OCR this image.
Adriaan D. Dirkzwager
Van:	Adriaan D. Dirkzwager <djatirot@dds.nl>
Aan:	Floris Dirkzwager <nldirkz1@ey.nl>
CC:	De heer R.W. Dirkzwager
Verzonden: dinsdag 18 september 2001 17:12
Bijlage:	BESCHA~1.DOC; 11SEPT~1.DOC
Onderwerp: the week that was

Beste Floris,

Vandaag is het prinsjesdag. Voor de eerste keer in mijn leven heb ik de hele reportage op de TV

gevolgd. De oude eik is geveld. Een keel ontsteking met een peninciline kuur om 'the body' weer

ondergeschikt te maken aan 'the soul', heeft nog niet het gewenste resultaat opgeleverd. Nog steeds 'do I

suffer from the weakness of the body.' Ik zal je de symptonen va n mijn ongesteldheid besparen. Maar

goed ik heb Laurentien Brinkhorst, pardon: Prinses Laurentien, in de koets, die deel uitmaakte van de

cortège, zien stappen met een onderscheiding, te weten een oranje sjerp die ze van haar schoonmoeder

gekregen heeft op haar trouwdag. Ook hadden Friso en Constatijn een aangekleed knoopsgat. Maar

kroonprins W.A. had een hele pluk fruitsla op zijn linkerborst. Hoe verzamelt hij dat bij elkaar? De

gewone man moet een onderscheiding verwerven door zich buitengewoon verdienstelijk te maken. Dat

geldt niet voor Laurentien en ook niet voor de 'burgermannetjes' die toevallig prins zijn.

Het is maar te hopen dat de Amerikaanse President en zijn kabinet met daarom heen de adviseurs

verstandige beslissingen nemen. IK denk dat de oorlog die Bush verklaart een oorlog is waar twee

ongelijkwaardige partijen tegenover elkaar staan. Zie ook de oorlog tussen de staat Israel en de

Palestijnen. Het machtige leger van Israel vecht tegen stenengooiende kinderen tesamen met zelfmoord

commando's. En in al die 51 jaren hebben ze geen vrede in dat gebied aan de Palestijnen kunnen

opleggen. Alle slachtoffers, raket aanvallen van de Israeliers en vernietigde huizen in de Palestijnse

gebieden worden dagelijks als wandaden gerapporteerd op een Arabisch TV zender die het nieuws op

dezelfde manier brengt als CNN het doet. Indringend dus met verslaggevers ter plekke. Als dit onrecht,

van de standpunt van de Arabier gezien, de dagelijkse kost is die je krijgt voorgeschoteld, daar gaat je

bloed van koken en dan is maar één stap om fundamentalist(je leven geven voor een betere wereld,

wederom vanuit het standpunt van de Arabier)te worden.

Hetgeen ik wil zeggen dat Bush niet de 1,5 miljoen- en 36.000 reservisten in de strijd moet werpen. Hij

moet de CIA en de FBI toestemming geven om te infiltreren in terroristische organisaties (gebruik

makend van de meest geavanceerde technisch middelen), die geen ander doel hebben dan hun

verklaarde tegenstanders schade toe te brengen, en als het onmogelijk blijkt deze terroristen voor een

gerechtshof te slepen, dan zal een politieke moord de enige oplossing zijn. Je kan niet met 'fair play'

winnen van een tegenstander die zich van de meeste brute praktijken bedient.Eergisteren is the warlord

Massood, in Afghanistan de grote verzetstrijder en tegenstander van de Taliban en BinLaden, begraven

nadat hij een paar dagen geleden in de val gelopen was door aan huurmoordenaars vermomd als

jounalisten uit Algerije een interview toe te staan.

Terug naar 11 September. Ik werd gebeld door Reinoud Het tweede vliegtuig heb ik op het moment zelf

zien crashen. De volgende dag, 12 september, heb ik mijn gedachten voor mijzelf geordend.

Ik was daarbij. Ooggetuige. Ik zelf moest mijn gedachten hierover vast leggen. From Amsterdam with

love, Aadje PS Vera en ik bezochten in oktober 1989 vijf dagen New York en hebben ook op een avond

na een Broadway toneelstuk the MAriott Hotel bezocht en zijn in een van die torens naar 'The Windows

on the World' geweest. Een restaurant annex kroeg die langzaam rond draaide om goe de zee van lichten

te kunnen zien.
========
» **TO BE DONE**: Your task is to print the whole listing again exactly.

» **FINAL RESULT**:
OCR this image.
Adriaan D. Dirkzwager
Van:	Adriaan D. Dirkzwager <djatirot@dds.nl>
Aan:	Floris Dirkzwager <nldirkz1@ey.nl>
CC:	De heer R.W. Dirkzwager
Verzonden: dinsdag 18 september 2001 17:12
Bijlage:	BESCHA~1.DOC; 11SEPT~1.DOC
Onderwerp: the week that was

Beste Floris,

Vandaag is het prinsjesdag. Voor de eerste keer in mijn leven heb ik de hele reportage op de TV

gevolgd. De oude eik is geveld. Een keel ontsteking met een peninciline kuur om 'the body' weer

ondergeschikt te maken aan 'the soul', heeft nog niet het gewenste resultaat opgeleverd. Nog steeds 'do I

suffer from the weakness of the body.' Ik zal je de symptonen va n mijn ongesteldheid besparen. Maar

goed ik heb Laurentien Brinkhorst, pardon: Prinses Laurentien, in de koets, die deel uitmaakte van de

cortège, zien stappen met een onderscheiding, te weten een oranje sjerp die ze van haar schoonmoeder

gekregen heeft op haar trouwdag. Ook hadden Friso en Constatijn een aangekleed knoopsgat. Maar

kroonprins W.A. had een hele pluk fruitsla op zijn linkerborst. Hoe verzamelt hij dat bij elkaar? De

gewone man moet een onderscheiding verwerven door zich buitengewoon verdienstelijk te maken. Dat

geldt niet voor Laurentien en ook niet voor de 'burgermannetjes' die toevallig prins zijn.

Het is maar te hopen dat de Amerikaanse President en zijn kabinet met daarom heen de adviseurs

verstandige beslissingen nemen. IK denk dat de oorlog die Bush verklaart een oorlog is waar twee

ongelijkwaardige partijen tegenover elkaar staan. Zie ook de oorlog tussen de staat Israel en de

Palestijnen. Het machtige leger van Israel vecht tegen stenengooiende kinderen tesamen met zelfmoord

commando's. En in al die 51 jaren hebben ze geen vrede in dat gebied aan de Palestijnen kunnen

opleggen. Alle slachtoffers, raket aanvallen van de Israeliers en vernietigde huizen in de Palestijnse

gebieden worden dagelijks als wandaden gerapporteerd op een Arabisch TV zender die het nieuws op

dezelfde manier brengt als CNN het doet. Indringend dus met verslaggevers ter plekke. Als dit onrecht,

van de standpunt van de Arabier gezien, de dagelijkse kost is die je krijgt voorgeschoteld, daar gaat je

bloed van koken en dan is maar één stap om fundamentalist(je leven geven voor een betere wereld,

wederom vanuit het standpunt van de Arabier)te worden.

Hetgeen ik wil zeggen dat Bush niet de 1,5 miljoen- en 36.000 reservisten in de strijd moet werpen. Hij

moet de CIA en de FBI toestemming geven om te infiltreren in terroristische organisaties (gebruik

makend van de meest geavanceerde technisch middelen), die geen ander doel hebben dan hun

verklaarde tegenstanders schade toe te brengen, en als het onmogelijk blijkt deze terroristen voor een

gerechtshof te slepen, dan zal een politieke moord de enige oplossing zijn. Je kan niet met 'fair play'

winnen van een tegenstander die zich van de meeste brute praktijken bedient.Eergisteren is the warlord

Massood, in Afghanistan de grote verzetstrijder en tegenstander van de Taliban en BinLaden, begraven

nadat hij een paar dagen geleden in de val gelopen was door aan huurmoordenaars vermomd als

jounalisten uit Algerije een interview toe te staan.

Terug naar 11 September. Ik werd gebeld door Reinoud Het tweede vliegtuig heb ik op het moment zelf

zien crashen. De volgende dag, 12 september, heb ik mijn gedachten voor mijzelf geordend.

Ik was daarbij. Ooggetuige. Ik zelf moest mijn gedachten hierover vast leggen. From Amsterdam with

love, Aadje PS Vera en ik bezochten in oktober 1989 vijf dagen New York en hebben ook op een avond

na een Broadway toneelstuk the MAriott Hotel bezocht en zijn in een van die torens naar 'The Windows

on the World' geweest. Een restaurant annex kroeg die langzaam rond draaide om goe de zee van lichten

te kunnen zien.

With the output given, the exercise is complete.